## DATA EXTRACTS
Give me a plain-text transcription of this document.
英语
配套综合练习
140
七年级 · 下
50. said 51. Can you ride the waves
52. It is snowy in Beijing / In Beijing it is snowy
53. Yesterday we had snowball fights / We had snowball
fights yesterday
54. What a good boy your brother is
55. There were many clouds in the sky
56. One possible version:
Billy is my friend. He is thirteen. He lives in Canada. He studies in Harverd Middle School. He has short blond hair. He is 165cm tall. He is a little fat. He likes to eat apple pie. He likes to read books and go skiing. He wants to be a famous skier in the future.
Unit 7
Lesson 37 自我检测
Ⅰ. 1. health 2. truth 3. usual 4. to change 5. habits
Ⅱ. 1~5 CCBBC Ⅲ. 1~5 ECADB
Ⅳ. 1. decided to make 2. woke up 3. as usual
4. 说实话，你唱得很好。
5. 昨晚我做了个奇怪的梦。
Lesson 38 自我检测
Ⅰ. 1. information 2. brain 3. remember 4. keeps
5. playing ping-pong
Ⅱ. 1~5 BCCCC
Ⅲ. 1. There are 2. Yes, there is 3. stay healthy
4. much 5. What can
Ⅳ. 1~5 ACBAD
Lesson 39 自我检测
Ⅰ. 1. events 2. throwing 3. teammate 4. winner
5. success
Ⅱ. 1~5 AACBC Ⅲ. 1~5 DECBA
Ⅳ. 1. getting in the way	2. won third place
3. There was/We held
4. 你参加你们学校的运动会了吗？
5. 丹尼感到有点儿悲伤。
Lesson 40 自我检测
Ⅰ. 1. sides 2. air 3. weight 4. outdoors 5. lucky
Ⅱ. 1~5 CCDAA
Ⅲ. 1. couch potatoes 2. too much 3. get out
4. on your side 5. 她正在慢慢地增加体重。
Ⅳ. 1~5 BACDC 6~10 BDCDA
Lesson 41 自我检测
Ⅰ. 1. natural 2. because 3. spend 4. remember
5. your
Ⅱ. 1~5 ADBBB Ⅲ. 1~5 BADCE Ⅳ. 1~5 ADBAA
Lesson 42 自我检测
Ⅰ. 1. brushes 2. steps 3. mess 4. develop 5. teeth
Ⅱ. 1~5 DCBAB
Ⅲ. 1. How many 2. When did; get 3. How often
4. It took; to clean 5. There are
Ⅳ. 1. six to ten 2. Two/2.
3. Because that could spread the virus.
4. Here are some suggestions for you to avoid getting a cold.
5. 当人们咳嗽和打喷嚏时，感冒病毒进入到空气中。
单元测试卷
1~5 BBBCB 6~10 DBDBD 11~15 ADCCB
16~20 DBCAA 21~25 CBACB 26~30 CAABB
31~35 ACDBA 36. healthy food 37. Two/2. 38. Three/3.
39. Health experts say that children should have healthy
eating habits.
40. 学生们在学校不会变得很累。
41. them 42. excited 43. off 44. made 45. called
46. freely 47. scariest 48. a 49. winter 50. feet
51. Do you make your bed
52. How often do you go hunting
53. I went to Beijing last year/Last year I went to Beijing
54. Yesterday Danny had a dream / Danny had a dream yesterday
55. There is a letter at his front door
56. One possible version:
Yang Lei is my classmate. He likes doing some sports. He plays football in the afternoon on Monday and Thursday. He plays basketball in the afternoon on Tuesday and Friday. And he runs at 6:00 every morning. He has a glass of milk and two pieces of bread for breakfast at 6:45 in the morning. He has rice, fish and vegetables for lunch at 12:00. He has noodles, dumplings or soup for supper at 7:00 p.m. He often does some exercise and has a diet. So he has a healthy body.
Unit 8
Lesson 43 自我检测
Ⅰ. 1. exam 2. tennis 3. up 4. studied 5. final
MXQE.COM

## WHAT TO PRODUCE
Copy out all of the listing, exactly as it reads.

## FINAL ANSWER
Give me a plain-text transcription of this document.
英语
配套综合练习
140
七年级 · 下
50. said 51. Can you ride the waves
52. It is snowy in Beijing / In Beijing it is snowy
53. Yesterday we had snowball fights / We had snowball
fights yesterday
54. What a good boy your brother is
55. There were many clouds in the sky
56. One possible version:
Billy is my friend. He is thirteen. He lives in Canada. He studies in Harverd Middle School. He has short blond hair. He is 165cm tall. He is a little fat. He likes to eat apple pie. He likes to read books and go skiing. He wants to be a famous skier in the future.
Unit 7
Lesson 37 自我检测
Ⅰ. 1. health 2. truth 3. usual 4. to change 5. habits
Ⅱ. 1~5 CCBBC Ⅲ. 1~5 ECADB
Ⅳ. 1. decided to make 2. woke up 3. as usual
4. 说实话，你唱得很好。
5. 昨晚我做了个奇怪的梦。
Lesson 38 自我检测
Ⅰ. 1. information 2. brain 3. remember 4. keeps
5. playing ping-pong
Ⅱ. 1~5 BCCCC
Ⅲ. 1. There are 2. Yes, there is 3. stay healthy
4. much 5. What can
Ⅳ. 1~5 ACBAD
Lesson 39 自我检测
Ⅰ. 1. events 2. throwing 3. teammate 4. winner
5. success
Ⅱ. 1~5 AACBC Ⅲ. 1~5 DECBA
Ⅳ. 1. getting in the way	2. won third place
3. There was/We held
4. 你参加你们学校的运动会了吗？
5. 丹尼感到有点儿悲伤。
Lesson 40 自我检测
Ⅰ. 1. sides 2. air 3. weight 4. outdoors 5. lucky
Ⅱ. 1~5 CCDAA
Ⅲ. 1. couch potatoes 2. too much 3. get out
4. on your side 5. 她正在慢慢地增加体重。
Ⅳ. 1~5 BACDC 6~10 BDCDA
Lesson 41 自我检测
Ⅰ. 1. natural 2. because 3. spend 4. remember
5. your
Ⅱ. 1~5 ADBBB Ⅲ. 1~5 BADCE Ⅳ. 1~5 ADBAA
Lesson 42 自我检测
Ⅰ. 1. brushes 2. steps 3. mess 4. develop 5. teeth
Ⅱ. 1~5 DCBAB
Ⅲ. 1. How many 2. When did; get 3. How often
4. It took; to clean 5. There are
Ⅳ. 1. six to ten 2. Two/2.
3. Because that could spread the virus.
4. Here are some suggestions for you to avoid getting a cold.
5. 当人们咳嗽和打喷嚏时，感冒病毒进入到空气中。
单元测试卷
1~5 BBBCB 6~10 DBDBD 11~15 ADCCB
16~20 DBCAA 21~25 CBACB 26~30 CAABB
31~35 ACDBA 36. healthy food 37. Two/2. 38. Three/3.
39. Health experts say that children should have healthy
eating habits.
40. 学生们在学校不会变得很累。
41. them 42. excited 43. off 44. made 45. called
46. freely 47. scariest 48. a 49. winter 50. feet
51. Do you make your bed
52. How often do you go hunting
53. I went to Beijing last year/Last year I went to Beijing
54. Yesterday Danny had a dream / Danny had a dream yesterday
55. There is a letter at his front door
56. One possible version:
Yang Lei is my classmate. He likes doing some sports. He plays football in the afternoon on Monday and Thursday. He plays basketball in the afternoon on Tuesday and Friday. And he runs at 6:00 every morning. He has a glass of milk and two pieces of bread for breakfast at 6:45 in the morning. He has rice, fish and vegetables for lunch at 12:00. He has noodles, dumplings or soup for supper at 7:00 p.m. He often does some exercise and has a diet. So he has a healthy body.
Unit 8
Lesson 43 自我检测
Ⅰ. 1. exam 2. tennis 3. up 4. studied 5. final
MXQE.COM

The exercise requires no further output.